• **TASK OBJECTIVE**
The records below should be written out again, exactly.

• **TASK MATERIAL**
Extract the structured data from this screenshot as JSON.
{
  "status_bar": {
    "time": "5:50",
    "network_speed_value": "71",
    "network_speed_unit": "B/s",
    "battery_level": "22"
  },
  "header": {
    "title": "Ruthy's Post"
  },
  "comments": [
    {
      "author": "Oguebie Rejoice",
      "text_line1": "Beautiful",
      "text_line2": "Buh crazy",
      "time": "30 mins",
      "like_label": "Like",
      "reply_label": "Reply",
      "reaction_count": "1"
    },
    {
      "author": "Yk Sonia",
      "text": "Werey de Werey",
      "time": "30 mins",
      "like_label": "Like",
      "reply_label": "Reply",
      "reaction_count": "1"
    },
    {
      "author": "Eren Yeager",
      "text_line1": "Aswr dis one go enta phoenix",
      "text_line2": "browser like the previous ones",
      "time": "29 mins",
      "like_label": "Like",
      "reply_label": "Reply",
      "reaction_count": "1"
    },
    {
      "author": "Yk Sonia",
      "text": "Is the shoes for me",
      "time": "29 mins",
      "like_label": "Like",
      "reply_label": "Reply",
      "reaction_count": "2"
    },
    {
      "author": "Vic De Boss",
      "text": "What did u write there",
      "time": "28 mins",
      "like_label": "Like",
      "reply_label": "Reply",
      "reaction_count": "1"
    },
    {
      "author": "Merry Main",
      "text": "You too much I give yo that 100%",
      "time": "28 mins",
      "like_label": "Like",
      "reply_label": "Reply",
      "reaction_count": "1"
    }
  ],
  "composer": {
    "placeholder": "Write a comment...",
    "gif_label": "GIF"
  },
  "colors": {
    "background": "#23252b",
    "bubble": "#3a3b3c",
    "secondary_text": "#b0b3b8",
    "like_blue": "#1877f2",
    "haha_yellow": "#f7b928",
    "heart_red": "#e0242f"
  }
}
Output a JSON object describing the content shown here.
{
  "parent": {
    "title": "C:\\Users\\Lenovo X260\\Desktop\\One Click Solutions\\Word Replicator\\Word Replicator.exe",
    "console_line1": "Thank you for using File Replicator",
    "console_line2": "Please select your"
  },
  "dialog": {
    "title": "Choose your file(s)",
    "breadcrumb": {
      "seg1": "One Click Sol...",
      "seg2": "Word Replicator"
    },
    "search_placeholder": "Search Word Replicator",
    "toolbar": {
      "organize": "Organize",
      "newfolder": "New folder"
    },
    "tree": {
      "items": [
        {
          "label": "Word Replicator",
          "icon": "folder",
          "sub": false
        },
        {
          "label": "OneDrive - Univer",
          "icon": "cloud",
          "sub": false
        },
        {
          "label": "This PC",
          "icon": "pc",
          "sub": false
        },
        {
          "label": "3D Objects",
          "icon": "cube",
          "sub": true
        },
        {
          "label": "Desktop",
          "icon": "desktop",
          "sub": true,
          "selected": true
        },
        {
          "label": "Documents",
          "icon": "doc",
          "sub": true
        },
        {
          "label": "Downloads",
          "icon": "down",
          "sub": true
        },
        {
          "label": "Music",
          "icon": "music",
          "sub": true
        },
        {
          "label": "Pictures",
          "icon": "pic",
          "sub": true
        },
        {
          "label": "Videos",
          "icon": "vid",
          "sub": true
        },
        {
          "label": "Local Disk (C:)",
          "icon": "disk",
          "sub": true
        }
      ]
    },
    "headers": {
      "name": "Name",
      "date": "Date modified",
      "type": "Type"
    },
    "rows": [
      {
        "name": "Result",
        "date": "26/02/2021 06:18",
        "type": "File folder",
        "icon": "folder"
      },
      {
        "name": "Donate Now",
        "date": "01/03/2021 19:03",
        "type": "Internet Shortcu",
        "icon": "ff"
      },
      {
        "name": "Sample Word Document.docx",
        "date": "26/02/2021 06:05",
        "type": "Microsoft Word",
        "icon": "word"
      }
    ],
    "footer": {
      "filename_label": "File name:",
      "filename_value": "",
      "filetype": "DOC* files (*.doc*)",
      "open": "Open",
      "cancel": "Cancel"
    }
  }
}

• **OUTPUT BELOW**
Extract the structured data from this screenshot as JSON.
{
  "status_bar": {
    "time": "5:50",
    "network_speed_value": "71",
    "network_speed_unit": "B/s",
    "battery_level": "22"
  },
  "header": {
    "title": "Ruthy's Post"
  },
  "comments": [
    {
      "author": "Oguebie Rejoice",
      "text_line1": "Beautiful",
      "text_line2": "Buh crazy",
      "time": "30 mins",
      "like_label": "Like",
      "reply_label": "Reply",
      "reaction_count": "1"
    },
    {
      "author": "Yk Sonia",
      "text": "Werey de Werey",
      "time": "30 mins",
      "like_label": "Like",
      "reply_label": "Reply",
      "reaction_count": "1"
    },
    {
      "author": "Eren Yeager",
      "text_line1": "Aswr dis one go enta phoenix",
      "text_line2": "browser like the previous ones",
      "time": "29 mins",
      "like_label": "Like",
      "reply_label": "Reply",
      "reaction_count": "1"
    },
    {
      "author": "Yk Sonia",
      "text": "Is the shoes for me",
      "time": "29 mins",
      "like_label": "Like",
      "reply_label": "Reply",
      "reaction_count": "2"
    },
    {
      "author": "Vic De Boss",
      "text": "What did u write there",
      "time": "28 mins",
      "like_label": "Like",
      "reply_label": "Reply",
      "reaction_count": "1"
    },
    {
      "author": "Merry Main",
      "text": "You too much I give yo that 100%",
      "time": "28 mins",
      "like_label": "Like",
      "reply_label": "Reply",
      "reaction_count": "1"
    }
  ],
  "composer": {
    "placeholder": "Write a comment...",
    "gif_label": "GIF"
  },
  "colors": {
    "background": "#23252b",
    "bubble": "#3a3b3c",
    "secondary_text": "#b0b3b8",
    "like_blue": "#1877f2",
    "haha_yellow": "#f7b928",
    "heart_red": "#e0242f"
  }
}
Output a JSON object describing the content shown here.
{
  "parent": {
    "title": "C:\\Users\\Lenovo X260\\Desktop\\One Click Solutions\\Word Replicator\\Word Replicator.exe",
    "console_line1": "Thank you for using File Replicator",
    "console_line2": "Please select your"
  },
  "dialog": {
    "title": "Choose your file(s)",
    "breadcrumb": {
      "seg1": "One Click Sol...",
      "seg2": "Word Replicator"
    },
    "search_placeholder": "Search Word Replicator",
    "toolbar": {
      "organize": "Organize",
      "newfolder": "New folder"
    },
    "tree": {
      "items": [
        {
          "label": "Word Replicator",
          "icon": "folder",
          "sub": false
        },
        {
          "label": "OneDrive - Univer",
          "icon": "cloud",
          "sub": false
        },
        {
          "label": "This PC",
          "icon": "pc",
          "sub": false
        },
        {
          "label": "3D Objects",
          "icon": "cube",
          "sub": true
        },
        {
          "label": "Desktop",
          "icon": "desktop",
          "sub": true,
          "selected": true
        },
        {
          "label": "Documents",
          "icon": "doc",
          "sub": true
        },
        {
          "label": "Downloads",
          "icon": "down",
          "sub": true
        },
        {
          "label": "Music",
          "icon": "music",
          "sub": true
        },
        {
          "label": "Pictures",
          "icon": "pic",
          "sub": true
        },
        {
          "label": "Videos",
          "icon": "vid",
          "sub": true
        },
        {
          "label": "Local Disk (C:)",
          "icon": "disk",
          "sub": true
        }
      ]
    },
    "headers": {
      "name": "Name",
      "date": "Date modified",
      "type": "Type"
    },
    "rows": [
      {
        "name": "Result",
        "date": "26/02/2021 06:18",
        "type": "File folder",
        "icon": "folder"
      },
      {
        "name": "Donate Now",
        "date": "01/03/2021 19:03",
        "type": "Internet Shortcu",
        "icon": "ff"
      },
      {
        "name": "Sample Word Document.docx",
        "date": "26/02/2021 06:05",
        "type": "Microsoft Word",
        "icon": "word"
      }
    ],
    "footer": {
      "filename_label": "File name:",
      "filename_value": "",
      "filetype": "DOC* files (*.doc*)",
      "open": "Open",
      "cancel": "Cancel"
    }
  }
}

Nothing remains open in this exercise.